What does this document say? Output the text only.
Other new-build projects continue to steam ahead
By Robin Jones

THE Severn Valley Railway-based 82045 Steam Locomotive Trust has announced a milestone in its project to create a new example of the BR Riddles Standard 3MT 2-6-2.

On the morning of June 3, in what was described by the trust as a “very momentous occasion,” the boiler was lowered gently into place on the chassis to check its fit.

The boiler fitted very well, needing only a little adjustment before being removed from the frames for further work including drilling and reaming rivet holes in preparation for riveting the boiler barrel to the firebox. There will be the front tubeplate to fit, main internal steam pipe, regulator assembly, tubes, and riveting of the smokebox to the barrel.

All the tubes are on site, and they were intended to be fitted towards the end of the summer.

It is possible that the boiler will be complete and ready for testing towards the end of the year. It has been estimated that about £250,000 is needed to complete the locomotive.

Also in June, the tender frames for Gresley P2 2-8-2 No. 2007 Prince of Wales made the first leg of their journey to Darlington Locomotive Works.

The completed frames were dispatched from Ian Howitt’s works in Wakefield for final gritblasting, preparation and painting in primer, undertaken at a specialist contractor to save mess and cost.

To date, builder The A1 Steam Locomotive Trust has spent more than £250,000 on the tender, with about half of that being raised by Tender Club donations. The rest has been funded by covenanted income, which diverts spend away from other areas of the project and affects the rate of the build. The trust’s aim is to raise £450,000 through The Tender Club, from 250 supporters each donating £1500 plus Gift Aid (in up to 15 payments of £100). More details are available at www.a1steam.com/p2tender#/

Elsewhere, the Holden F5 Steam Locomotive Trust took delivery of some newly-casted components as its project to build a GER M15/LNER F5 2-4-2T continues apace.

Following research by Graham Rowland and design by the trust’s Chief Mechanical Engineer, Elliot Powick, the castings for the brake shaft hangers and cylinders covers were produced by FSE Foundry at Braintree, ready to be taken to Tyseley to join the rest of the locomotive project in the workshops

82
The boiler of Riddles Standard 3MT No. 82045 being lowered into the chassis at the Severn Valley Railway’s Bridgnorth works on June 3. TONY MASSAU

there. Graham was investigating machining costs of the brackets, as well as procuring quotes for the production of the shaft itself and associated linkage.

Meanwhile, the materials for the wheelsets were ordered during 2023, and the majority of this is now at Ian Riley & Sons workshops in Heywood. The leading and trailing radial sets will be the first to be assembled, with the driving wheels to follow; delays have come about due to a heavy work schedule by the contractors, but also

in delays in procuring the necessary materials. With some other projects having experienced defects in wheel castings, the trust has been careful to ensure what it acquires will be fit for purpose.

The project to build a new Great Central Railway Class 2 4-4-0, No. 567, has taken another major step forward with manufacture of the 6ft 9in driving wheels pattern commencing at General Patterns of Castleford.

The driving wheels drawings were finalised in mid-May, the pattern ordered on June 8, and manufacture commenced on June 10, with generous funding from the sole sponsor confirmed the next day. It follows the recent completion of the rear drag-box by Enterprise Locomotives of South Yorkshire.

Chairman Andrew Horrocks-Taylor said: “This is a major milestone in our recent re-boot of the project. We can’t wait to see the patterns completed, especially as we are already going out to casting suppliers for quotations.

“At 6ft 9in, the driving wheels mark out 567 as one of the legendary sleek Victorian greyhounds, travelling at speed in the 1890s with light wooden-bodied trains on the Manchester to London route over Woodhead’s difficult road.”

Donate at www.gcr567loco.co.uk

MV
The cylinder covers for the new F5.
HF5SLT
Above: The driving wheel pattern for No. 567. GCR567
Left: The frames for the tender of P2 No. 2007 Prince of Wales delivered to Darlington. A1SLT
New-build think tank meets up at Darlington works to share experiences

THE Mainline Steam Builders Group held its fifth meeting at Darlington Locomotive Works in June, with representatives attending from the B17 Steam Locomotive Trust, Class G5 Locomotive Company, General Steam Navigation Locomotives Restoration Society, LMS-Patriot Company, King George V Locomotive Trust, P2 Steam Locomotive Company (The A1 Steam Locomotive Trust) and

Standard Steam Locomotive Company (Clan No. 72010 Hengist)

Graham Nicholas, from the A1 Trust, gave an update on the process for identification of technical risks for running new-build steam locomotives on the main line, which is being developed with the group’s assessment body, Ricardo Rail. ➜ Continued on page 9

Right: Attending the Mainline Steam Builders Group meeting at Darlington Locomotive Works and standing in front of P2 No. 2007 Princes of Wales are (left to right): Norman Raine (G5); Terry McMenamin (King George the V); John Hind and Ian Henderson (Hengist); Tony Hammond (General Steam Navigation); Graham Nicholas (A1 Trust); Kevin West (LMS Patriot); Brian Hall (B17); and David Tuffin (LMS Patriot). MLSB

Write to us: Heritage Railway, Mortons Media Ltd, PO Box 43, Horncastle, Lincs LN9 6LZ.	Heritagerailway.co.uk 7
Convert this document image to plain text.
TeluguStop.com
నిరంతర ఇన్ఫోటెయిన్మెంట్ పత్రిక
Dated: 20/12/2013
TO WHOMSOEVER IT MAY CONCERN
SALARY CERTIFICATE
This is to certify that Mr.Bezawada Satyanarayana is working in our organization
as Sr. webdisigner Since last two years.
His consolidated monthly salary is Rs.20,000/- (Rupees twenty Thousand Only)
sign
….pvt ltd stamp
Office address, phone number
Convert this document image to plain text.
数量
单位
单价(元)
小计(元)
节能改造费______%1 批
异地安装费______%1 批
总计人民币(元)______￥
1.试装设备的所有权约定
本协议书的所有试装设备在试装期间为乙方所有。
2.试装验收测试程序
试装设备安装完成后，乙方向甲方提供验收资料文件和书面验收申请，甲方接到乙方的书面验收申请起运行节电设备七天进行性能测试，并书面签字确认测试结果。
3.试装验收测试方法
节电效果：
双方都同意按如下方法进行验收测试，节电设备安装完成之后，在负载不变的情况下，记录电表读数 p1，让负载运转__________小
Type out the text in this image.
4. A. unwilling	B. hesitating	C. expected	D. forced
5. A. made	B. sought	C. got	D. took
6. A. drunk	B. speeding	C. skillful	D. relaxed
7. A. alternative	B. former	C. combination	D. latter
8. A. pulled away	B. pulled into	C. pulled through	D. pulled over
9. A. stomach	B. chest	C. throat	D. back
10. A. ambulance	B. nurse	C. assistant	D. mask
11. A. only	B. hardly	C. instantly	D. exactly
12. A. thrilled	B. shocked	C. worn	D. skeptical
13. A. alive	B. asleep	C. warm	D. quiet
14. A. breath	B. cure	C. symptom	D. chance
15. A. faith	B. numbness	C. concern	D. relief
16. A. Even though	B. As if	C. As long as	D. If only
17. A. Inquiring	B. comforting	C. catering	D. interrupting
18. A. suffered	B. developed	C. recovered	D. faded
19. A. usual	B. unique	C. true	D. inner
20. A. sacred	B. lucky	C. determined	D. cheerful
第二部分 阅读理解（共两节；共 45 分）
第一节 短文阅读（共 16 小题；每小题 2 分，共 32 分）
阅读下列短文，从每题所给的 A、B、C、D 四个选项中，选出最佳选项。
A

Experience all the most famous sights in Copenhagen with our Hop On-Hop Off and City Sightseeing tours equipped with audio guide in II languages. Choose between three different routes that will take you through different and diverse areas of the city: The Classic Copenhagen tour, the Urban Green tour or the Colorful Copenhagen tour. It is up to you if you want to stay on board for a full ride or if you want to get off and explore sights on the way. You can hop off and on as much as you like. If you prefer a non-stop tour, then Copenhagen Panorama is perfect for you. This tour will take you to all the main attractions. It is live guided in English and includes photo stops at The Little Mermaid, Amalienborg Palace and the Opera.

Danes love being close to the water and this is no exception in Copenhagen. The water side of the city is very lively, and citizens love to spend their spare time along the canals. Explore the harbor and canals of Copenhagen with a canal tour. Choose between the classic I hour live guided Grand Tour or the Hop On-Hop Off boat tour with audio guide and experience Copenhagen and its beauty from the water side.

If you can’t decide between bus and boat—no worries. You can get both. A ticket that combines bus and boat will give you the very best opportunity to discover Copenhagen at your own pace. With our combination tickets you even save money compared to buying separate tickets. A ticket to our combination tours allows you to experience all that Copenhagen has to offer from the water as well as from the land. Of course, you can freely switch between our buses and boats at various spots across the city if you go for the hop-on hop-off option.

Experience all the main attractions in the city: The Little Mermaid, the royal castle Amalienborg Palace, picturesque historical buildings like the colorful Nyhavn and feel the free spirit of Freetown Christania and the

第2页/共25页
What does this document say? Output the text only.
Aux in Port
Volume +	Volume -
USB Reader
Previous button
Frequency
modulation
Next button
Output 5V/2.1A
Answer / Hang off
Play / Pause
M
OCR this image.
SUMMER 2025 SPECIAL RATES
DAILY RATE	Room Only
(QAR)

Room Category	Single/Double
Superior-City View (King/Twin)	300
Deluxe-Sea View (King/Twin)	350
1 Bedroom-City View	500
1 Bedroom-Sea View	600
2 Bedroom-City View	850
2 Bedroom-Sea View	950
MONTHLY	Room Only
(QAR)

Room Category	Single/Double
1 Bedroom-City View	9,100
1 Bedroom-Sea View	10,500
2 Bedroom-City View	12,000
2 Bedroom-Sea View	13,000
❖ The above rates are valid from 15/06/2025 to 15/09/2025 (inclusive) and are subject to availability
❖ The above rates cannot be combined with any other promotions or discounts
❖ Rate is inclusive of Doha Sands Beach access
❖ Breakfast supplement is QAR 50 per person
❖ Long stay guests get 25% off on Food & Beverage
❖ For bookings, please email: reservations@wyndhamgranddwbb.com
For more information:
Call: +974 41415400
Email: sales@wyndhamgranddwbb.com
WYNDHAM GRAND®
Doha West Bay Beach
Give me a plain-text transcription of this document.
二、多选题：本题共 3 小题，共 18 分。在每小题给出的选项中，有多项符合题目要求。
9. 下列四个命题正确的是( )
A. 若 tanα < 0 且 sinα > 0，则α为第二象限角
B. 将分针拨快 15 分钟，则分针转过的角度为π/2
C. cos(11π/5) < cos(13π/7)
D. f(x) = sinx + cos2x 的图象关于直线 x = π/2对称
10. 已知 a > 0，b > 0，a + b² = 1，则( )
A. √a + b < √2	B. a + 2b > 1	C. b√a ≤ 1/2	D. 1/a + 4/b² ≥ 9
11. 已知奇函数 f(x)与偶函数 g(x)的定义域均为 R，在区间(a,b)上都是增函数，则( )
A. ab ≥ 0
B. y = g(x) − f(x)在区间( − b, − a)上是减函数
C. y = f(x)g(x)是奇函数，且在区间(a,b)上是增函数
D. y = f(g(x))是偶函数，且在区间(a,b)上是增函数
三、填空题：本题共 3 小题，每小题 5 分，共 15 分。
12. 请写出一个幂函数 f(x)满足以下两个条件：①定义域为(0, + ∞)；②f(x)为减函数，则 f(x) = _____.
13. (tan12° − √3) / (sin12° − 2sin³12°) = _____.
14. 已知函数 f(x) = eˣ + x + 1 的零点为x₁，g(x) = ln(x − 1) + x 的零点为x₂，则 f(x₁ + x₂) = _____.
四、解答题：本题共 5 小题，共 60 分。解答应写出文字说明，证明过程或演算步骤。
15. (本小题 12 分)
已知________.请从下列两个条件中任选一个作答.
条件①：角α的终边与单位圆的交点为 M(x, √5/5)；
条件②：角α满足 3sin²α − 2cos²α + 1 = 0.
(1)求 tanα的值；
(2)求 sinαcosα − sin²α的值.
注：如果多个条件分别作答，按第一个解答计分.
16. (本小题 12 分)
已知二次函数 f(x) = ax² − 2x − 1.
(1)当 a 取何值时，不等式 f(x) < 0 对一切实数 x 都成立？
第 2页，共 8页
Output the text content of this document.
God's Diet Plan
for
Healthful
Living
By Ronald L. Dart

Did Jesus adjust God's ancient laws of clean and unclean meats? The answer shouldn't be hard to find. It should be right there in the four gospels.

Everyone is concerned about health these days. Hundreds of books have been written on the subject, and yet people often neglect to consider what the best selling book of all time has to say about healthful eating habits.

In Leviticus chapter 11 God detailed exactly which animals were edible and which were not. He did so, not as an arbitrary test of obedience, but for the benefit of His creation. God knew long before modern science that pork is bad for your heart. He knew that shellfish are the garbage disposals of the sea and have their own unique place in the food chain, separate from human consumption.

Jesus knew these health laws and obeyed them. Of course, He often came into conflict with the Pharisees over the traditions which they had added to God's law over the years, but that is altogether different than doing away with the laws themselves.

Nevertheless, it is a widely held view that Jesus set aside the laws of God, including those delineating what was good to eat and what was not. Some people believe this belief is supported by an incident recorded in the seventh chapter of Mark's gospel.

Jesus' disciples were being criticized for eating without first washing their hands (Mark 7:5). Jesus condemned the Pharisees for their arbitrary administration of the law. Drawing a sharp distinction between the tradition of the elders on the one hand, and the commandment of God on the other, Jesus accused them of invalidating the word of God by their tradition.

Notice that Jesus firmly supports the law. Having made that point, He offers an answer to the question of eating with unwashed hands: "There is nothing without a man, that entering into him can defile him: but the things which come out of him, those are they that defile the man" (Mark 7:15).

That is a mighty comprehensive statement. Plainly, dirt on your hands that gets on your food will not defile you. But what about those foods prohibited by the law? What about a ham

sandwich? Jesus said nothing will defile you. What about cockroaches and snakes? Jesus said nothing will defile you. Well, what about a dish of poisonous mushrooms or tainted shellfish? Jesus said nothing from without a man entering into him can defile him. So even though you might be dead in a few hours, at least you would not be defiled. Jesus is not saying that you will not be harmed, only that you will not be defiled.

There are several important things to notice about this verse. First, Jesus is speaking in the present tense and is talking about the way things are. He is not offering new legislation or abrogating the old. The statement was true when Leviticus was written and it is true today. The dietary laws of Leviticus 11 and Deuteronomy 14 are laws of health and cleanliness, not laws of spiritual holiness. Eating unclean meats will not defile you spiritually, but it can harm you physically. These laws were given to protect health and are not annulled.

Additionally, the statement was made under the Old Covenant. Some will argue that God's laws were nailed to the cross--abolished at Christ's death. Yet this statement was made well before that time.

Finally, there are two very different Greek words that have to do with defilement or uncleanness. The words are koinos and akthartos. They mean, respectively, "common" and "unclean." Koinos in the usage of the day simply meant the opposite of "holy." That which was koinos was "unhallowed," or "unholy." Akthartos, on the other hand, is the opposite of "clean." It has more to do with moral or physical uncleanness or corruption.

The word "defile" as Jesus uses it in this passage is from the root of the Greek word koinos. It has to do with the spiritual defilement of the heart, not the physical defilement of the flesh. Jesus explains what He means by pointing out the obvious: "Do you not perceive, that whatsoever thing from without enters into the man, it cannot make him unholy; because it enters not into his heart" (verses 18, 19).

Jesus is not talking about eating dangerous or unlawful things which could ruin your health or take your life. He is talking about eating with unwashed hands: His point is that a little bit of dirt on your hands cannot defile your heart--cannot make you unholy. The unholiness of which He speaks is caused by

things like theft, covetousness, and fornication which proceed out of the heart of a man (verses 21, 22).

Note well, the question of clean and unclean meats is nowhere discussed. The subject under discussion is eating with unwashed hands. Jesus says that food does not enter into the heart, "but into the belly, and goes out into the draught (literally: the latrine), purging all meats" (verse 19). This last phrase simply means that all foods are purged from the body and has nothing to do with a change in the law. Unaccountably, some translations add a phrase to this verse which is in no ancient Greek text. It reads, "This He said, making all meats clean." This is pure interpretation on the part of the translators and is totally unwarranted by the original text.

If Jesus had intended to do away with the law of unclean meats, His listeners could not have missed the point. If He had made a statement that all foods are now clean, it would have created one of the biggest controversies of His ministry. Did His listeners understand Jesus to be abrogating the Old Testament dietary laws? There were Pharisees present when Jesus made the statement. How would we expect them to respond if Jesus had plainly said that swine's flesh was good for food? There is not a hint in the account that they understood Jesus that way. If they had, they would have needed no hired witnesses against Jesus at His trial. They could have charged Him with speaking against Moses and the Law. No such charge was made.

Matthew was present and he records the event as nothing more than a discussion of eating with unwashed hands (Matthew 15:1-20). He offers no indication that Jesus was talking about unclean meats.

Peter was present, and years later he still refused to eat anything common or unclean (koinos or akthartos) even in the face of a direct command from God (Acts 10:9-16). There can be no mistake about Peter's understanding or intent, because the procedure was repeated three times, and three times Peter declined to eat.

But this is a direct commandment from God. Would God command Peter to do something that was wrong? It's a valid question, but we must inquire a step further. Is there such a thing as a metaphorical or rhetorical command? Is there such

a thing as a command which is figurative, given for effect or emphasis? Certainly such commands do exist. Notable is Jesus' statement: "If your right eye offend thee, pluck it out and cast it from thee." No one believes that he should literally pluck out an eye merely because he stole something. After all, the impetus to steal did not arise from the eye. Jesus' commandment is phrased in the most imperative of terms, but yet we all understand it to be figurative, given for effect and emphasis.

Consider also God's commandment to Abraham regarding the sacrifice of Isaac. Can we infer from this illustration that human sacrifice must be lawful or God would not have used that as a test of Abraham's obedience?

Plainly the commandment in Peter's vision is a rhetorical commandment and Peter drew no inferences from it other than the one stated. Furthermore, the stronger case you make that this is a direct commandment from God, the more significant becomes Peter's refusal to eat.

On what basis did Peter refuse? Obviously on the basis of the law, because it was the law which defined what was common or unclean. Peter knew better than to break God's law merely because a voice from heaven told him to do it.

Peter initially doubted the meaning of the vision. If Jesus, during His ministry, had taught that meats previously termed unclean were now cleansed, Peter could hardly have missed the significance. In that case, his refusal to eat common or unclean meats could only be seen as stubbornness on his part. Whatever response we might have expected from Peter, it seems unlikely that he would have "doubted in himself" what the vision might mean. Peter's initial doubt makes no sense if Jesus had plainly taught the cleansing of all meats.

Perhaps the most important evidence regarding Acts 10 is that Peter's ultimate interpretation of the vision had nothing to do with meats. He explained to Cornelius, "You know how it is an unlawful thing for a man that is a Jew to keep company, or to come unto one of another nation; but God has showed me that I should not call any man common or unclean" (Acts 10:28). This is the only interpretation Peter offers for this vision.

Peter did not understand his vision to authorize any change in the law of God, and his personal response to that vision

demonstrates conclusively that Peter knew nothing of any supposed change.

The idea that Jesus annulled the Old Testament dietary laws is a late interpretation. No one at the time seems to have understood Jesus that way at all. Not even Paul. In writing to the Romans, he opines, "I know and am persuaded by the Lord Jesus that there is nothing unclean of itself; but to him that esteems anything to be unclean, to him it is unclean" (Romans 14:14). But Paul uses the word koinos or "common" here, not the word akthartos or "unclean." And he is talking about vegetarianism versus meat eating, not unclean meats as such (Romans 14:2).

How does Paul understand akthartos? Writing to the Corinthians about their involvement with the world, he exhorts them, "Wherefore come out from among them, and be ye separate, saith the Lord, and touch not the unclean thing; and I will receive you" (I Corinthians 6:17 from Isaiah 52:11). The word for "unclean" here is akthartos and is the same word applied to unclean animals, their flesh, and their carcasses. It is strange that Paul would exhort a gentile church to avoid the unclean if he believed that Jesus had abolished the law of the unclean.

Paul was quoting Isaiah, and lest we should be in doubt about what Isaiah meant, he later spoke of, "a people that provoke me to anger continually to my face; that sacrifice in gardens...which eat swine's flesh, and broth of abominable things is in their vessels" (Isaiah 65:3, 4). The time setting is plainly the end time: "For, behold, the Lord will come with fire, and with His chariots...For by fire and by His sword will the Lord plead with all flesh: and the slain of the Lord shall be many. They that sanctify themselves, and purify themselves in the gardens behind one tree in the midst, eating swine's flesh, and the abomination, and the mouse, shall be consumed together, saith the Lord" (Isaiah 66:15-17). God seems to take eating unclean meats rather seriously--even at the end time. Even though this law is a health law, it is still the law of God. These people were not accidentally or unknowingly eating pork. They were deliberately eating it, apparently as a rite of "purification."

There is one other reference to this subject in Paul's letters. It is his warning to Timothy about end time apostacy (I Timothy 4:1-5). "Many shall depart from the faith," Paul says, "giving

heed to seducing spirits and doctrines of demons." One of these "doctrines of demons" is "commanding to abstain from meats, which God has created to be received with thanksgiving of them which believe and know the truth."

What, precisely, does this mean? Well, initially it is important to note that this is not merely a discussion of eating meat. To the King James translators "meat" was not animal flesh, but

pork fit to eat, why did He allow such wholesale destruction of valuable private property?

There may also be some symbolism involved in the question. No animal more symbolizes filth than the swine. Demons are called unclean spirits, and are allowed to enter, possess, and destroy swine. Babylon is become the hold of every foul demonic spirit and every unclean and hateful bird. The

> What the task asks
Gather each line in the entries above where the string "frames" is found.

> The solution
The boiler fitted very well, needing only a little adjustment before being removed from the frames for further work including drilling and reaming rivet holes in preparation for riveting the boiler barrel to the firebox. There will be the front tubeplate to fit, main internal steam pipe, regulator assembly, tubes, and riveting of the smokebox to the barrel.
Also in June, the tender frames for Gresley P2 2-8-2 No. 2007 Prince of Wales made the first leg of their journey to Darlington Locomotive Works.
The completed frames were dispatched from Ian Howitt’s works in Wakefield for final gritblasting, preparation and painting in primer, undertaken at a specialist contractor to save mess and cost.
Left: The frames for the tender of P2 No. 2007 Prince of Wales delivered to Darlington. A1SLT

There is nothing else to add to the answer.